--- begin ---
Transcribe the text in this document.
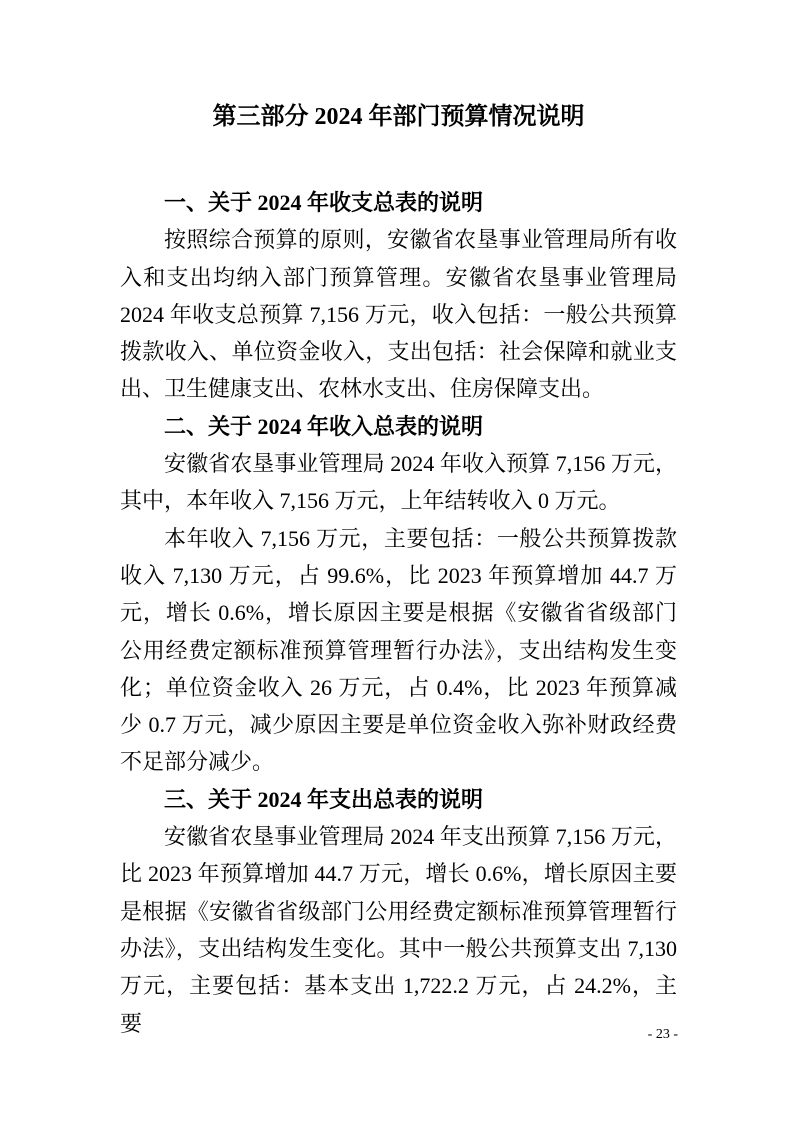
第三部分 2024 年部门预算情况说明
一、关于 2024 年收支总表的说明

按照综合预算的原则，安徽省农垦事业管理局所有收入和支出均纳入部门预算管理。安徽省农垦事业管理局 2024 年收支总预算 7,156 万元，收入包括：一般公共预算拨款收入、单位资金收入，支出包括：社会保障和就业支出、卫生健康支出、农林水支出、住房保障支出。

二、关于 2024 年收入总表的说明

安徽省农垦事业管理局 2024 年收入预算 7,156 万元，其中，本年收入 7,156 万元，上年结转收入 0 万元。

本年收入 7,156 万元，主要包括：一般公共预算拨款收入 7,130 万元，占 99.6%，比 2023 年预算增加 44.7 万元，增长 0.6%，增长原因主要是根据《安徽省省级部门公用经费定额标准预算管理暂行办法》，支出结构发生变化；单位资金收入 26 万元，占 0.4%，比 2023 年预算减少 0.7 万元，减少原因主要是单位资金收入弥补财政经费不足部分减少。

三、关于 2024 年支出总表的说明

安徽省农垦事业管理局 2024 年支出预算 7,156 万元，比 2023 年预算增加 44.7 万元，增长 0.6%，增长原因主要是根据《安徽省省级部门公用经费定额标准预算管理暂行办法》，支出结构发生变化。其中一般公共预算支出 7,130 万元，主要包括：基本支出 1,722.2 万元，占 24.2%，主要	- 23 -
--- end ---
--- begin ---
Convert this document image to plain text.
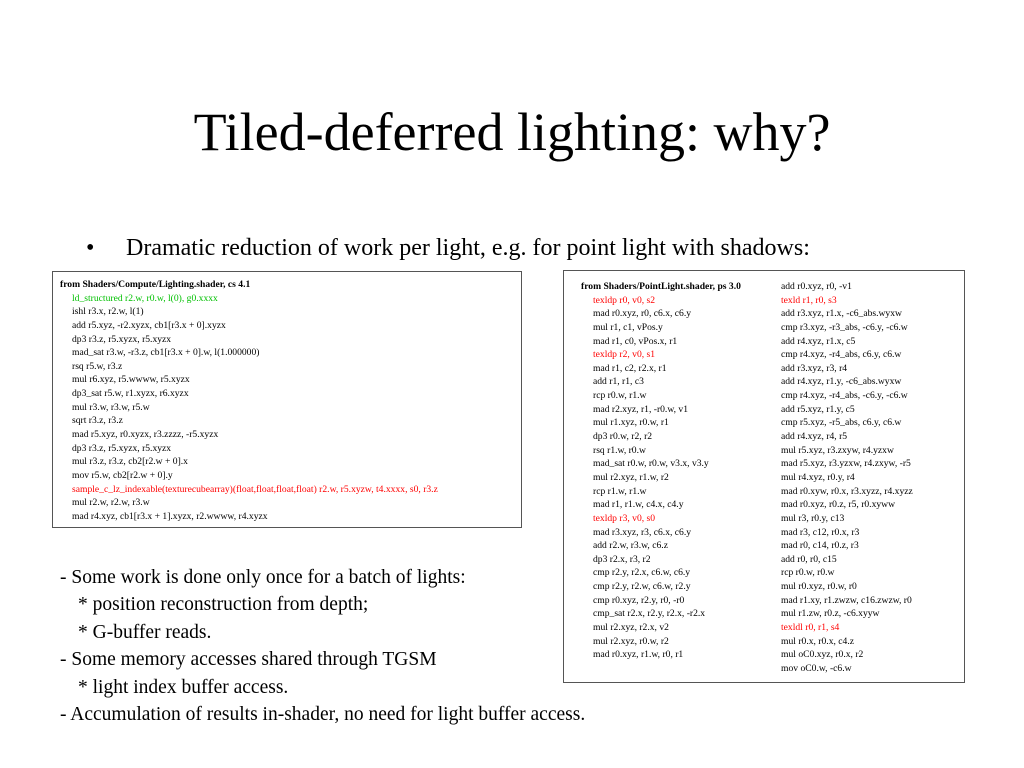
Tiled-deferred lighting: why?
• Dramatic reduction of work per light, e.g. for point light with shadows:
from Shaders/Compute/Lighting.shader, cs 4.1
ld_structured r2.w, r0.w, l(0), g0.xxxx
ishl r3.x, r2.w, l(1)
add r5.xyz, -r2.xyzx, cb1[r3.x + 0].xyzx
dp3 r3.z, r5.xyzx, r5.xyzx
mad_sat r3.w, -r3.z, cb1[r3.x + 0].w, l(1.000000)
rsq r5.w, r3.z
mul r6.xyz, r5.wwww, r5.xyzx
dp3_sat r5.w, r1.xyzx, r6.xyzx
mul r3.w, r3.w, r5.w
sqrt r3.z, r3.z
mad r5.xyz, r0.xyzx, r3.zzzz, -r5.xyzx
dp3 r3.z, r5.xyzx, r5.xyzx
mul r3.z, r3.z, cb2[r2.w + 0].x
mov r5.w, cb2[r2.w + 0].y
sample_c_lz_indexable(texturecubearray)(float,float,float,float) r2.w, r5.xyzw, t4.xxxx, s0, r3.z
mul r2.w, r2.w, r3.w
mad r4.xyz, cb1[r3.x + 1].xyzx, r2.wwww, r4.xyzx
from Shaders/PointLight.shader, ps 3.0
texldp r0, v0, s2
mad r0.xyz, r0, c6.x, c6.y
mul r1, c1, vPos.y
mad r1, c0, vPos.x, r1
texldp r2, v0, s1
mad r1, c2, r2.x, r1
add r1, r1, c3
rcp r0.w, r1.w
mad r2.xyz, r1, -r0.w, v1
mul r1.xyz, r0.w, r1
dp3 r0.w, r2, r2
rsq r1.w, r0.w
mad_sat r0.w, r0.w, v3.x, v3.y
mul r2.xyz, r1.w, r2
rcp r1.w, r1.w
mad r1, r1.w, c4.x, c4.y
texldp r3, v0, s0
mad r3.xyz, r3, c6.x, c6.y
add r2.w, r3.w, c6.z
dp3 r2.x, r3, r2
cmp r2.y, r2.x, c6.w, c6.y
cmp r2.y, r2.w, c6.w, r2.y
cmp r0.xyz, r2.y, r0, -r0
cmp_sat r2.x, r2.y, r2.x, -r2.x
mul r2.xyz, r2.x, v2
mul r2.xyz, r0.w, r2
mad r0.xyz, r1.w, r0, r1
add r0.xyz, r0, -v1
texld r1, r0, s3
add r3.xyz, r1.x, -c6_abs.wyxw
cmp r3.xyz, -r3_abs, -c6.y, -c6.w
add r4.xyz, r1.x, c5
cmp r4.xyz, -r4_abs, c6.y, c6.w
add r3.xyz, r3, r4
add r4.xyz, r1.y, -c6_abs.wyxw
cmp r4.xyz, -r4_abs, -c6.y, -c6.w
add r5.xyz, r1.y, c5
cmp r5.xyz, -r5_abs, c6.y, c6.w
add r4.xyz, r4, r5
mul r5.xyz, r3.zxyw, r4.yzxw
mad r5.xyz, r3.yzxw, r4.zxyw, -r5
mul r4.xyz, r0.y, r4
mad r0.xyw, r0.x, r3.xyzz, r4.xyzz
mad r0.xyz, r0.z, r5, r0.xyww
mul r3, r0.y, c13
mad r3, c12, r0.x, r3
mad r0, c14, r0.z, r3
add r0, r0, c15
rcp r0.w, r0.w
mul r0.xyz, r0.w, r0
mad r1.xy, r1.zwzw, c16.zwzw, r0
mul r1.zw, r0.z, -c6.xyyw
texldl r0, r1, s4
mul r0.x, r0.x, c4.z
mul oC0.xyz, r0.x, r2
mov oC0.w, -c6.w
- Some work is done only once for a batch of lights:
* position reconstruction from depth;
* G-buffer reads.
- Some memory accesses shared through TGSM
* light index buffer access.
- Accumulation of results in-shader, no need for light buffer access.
--- end ---
--- begin ---
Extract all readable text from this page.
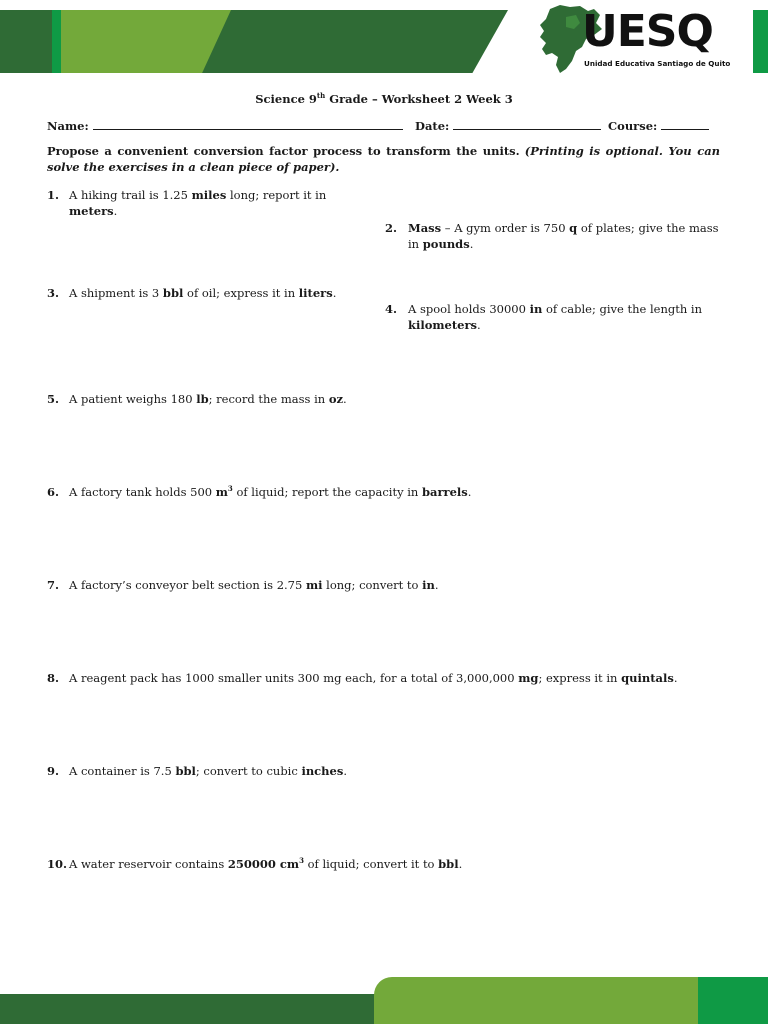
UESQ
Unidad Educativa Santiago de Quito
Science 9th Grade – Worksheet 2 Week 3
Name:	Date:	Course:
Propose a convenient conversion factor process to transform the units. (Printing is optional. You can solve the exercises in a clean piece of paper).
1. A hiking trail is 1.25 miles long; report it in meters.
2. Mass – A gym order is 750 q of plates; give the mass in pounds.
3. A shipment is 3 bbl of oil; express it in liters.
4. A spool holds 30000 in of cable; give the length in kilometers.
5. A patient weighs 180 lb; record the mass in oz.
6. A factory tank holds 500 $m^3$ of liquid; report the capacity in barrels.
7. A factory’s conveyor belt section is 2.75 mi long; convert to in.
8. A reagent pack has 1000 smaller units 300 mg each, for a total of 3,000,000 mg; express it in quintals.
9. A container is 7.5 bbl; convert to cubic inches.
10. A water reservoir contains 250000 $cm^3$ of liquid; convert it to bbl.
--- end ---
** Written task **
Select and copy every line from the records that includes the word "安徽省省级部门公用经费定额标准预算管理暂行办法".

** Problem solution **
本年收入 7,156 万元，主要包括：一般公共预算拨款收入 7,130 万元，占 99.6%，比 2023 年预算增加 44.7 万元，增长 0.6%，增长原因主要是根据《安徽省省级部门公用经费定额标准预算管理暂行办法》，支出结构发生变化；单位资金收入 26 万元，占 0.4%，比 2023 年预算减少 0.7 万元，减少原因主要是单位资金收入弥补财政经费不足部分减少。
安徽省农垦事业管理局 2024 年支出预算 7,156 万元，比 2023 年预算增加 44.7 万元，增长 0.6%，增长原因主要是根据《安徽省省级部门公用经费定额标准预算管理暂行办法》，支出结构发生变化。其中一般公共预算支出 7,130 万元，主要包括：基本支出 1,722.2 万元，占 24.2%，主要	- 23 -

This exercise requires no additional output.